Review the material line by line. Identify and copy every line that contains the string "وذلك".

=== DATASET ===

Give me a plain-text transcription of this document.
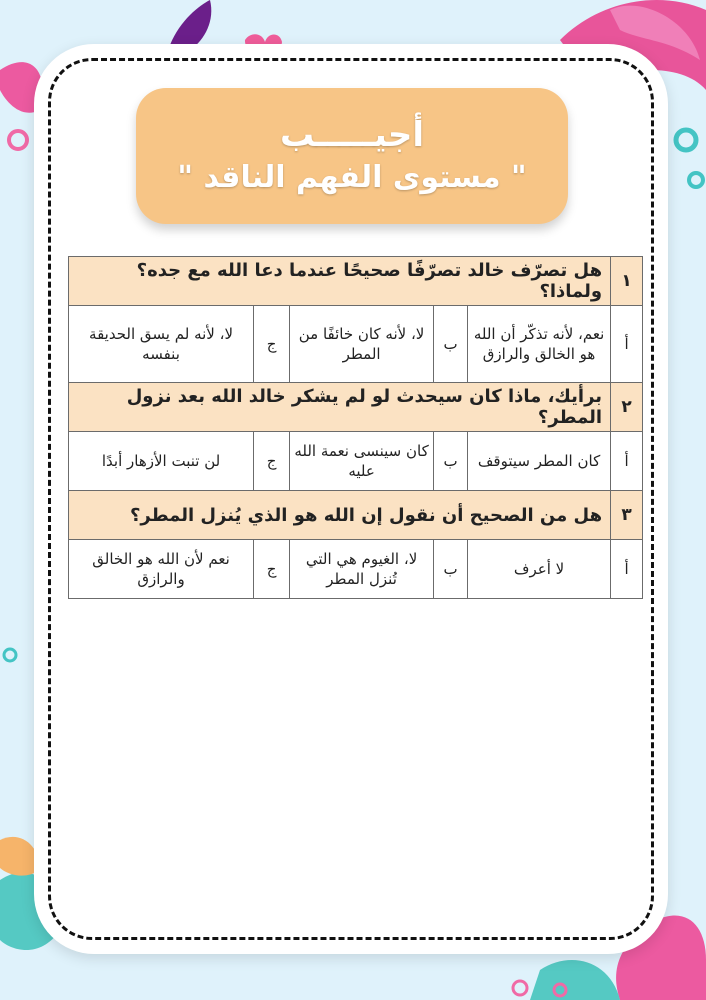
أجيـــــب
" مستوى الفهم الناقد "
١	هل تصرّف خالد تصرّفًا صحيحًا عندما دعا الله مع جده؟ ولماذا؟				
أ	نعم، لأنه تذكّر أن الله هو الخالق والرازق	ب	لا، لأنه كان خائفًا من المطر	ج	لا، لأنه لم يسق الحديقة بنفسه
٢	برأيك، ماذا كان سيحدث لو لم يشكر خالد الله بعد نزول المطر؟				
أ	كان المطر سيتوقف	ب	كان سينسى نعمة الله عليه	ج	لن تنبت الأزهار أبدًا
٣	هل من الصحيح أن نقول إن الله هو الذي يُنزل المطر؟				
أ	لا أعرف	ب	لا، الغيوم هي التي تُنزل المطر	ج	نعم لأن الله هو الخالق والرازق
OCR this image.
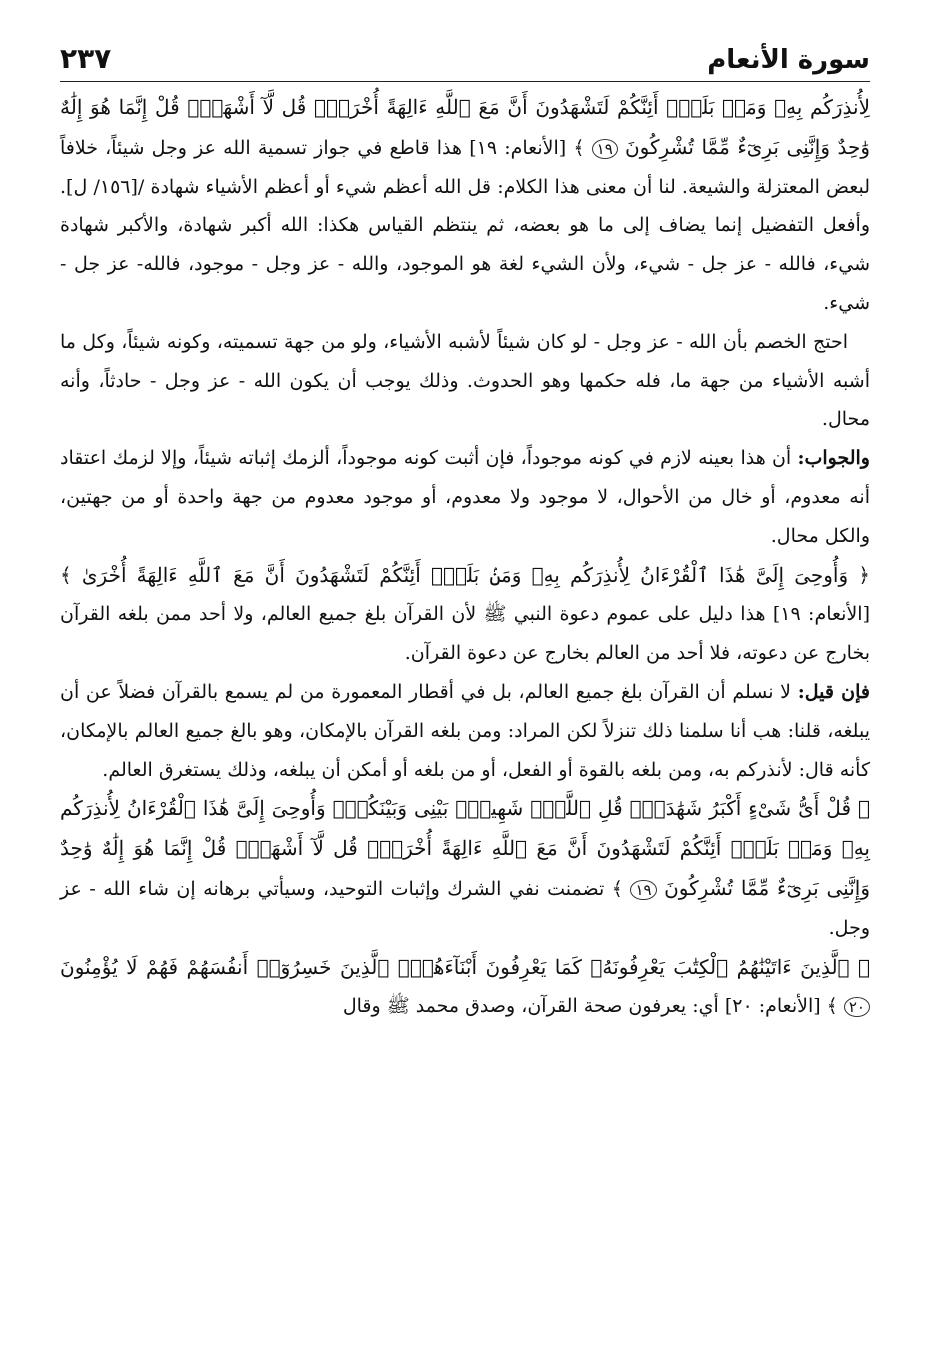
سورة الأنعام
٢٣٧

لِأُنذِرَكُم بِهِۦ وَمَنۢ بَلَغَۚ أَئِنَّكُمْ لَتَشْهَدُونَ أَنَّ مَعَ ٱللَّهِ ءَالِهَةً أُخْرَىٰۚ قُل لَّآ أَشْهَدُۚ قُلْ إِنَّمَا هُوَ إِلَٰهٌ وَٰحِدٌ وَإِنَّنِى بَرِىٓءٌ مِّمَّا تُشْرِكُونَ ١٩ ﴾ [الأنعام: ١٩] هذا قاطع في جواز تسمية الله عز وجل شيئاً، خلافاً لبعض المعتزلة والشيعة. لنا أن معنى هذا الكلام: قل الله أعظم شيء أو أعظم الأشياء شهادة /[١٥٦/ ل]. وأفعل التفضيل إنما يضاف إلى ما هو بعضه، ثم ينتظم القياس هكذا: الله أكبر شهادة، والأكبر شهادة شيء، فالله - عز جل - شيء، ولأن الشيء لغة هو الموجود، والله - عز وجل - موجود، فالله- عز جل - شيء.

احتج الخصم بأن الله - عز وجل - لو كان شيئاً لأشبه الأشياء، ولو من جهة تسميته، وكونه شيئاً، وكل ما أشبه الأشياء من جهة ما، فله حكمها وهو الحدوث. وذلك يوجب أن يكون الله - عز وجل - حادثاً، وأنه محال.

والجواب: أن هذا بعينه لازم في كونه موجوداً، فإن أثبت كونه موجوداً، ألزمك إثباته شيئاً، وإلا لزمك اعتقاد أنه معدوم، أو خال من الأحوال، لا موجود ولا معدوم، أو موجود معدوم من جهة واحدة أو من جهتين، والكل محال.

﴿ وَأُوحِىَ إِلَىَّ هَٰذَا ٱلْقُرْءَانُ لِأُنذِرَكُم بِهِۦ وَمَنۢ بَلَغَۚ أَئِنَّكُمْ لَتَشْهَدُونَ أَنَّ مَعَ ٱللَّهِ ءَالِهَةً أُخْرَىٰ ﴾ [الأنعام: ١٩] هذا دليل على عموم دعوة النبي ﷺ لأن القرآن بلغ جميع العالم، ولا أحد ممن بلغه القرآن بخارج عن دعوته، فلا أحد من العالم بخارج عن دعوة القرآن.

فإن قيل: لا نسلم أن القرآن بلغ جميع العالم، بل في أقطار المعمورة من لم يسمع بالقرآن فضلاً عن أن يبلغه، قلنا: هب أنا سلمنا ذلك تنزلاً لكن المراد: ومن بلغه القرآن بالإمكان، وهو بالغ جميع العالم بالإمكان، كأنه قال: لأنذركم به، ومن بلغه بالقوة أو الفعل، أو من بلغه أو أمكن أن يبلغه، وذلك يستغرق العالم.

﴿ قُلْ أَىُّ شَىْءٍ أَكْبَرُ شَهَٰدَةًۖ قُلِ ٱللَّهُۖ شَهِيدٌۢ بَيْنِى وَبَيْنَكُمْۚ وَأُوحِىَ إِلَىَّ هَٰذَا ٱلْقُرْءَانُ لِأُنذِرَكُم بِهِۦ وَمَنۢ بَلَغَۚ أَئِنَّكُمْ لَتَشْهَدُونَ أَنَّ مَعَ ٱللَّهِ ءَالِهَةً أُخْرَىٰۚ قُل لَّآ أَشْهَدُۚ قُلْ إِنَّمَا هُوَ إِلَٰهٌ وَٰحِدٌ وَإِنَّنِى بَرِىٓءٌ مِّمَّا تُشْرِكُونَ ١٩ ﴾ تضمنت نفي الشرك وإثبات التوحيد، وسيأتي برهانه إن شاء الله - عز وجل.

﴿ ٱلَّذِينَ ءَاتَيْنَٰهُمُ ٱلْكِتَٰبَ يَعْرِفُونَهُۥ كَمَا يَعْرِفُونَ أَبْنَآءَهُمُۘ ٱلَّذِينَ خَسِرُوٓا۟ أَنفُسَهُمْ فَهُمْ لَا يُؤْمِنُونَ ٢٠ ﴾ [الأنعام: ٢٠] أي: يعرفون صحة القرآن، وصدق محمد ﷺ وقال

===

● **WRITTEN RESPONSE**
احتج الخصم بأن الله - عز وجل - لو كان شيئاً لأشبه الأشياء، ولو من جهة تسميته، وكونه شيئاً، وكل ما أشبه الأشياء من جهة ما، فله حكمها وهو الحدوث. وذلك يوجب أن يكون الله - عز وجل - حادثاً، وأنه محال.
فإن قيل: لا نسلم أن القرآن بلغ جميع العالم، بل في أقطار المعمورة من لم يسمع بالقرآن فضلاً عن أن يبلغه، قلنا: هب أنا سلمنا ذلك تنزلاً لكن المراد: ومن بلغه القرآن بالإمكان، وهو بالغ جميع العالم بالإمكان، كأنه قال: لأنذركم به، ومن بلغه بالقوة أو الفعل، أو من بلغه أو أمكن أن يبلغه، وذلك يستغرق العالم.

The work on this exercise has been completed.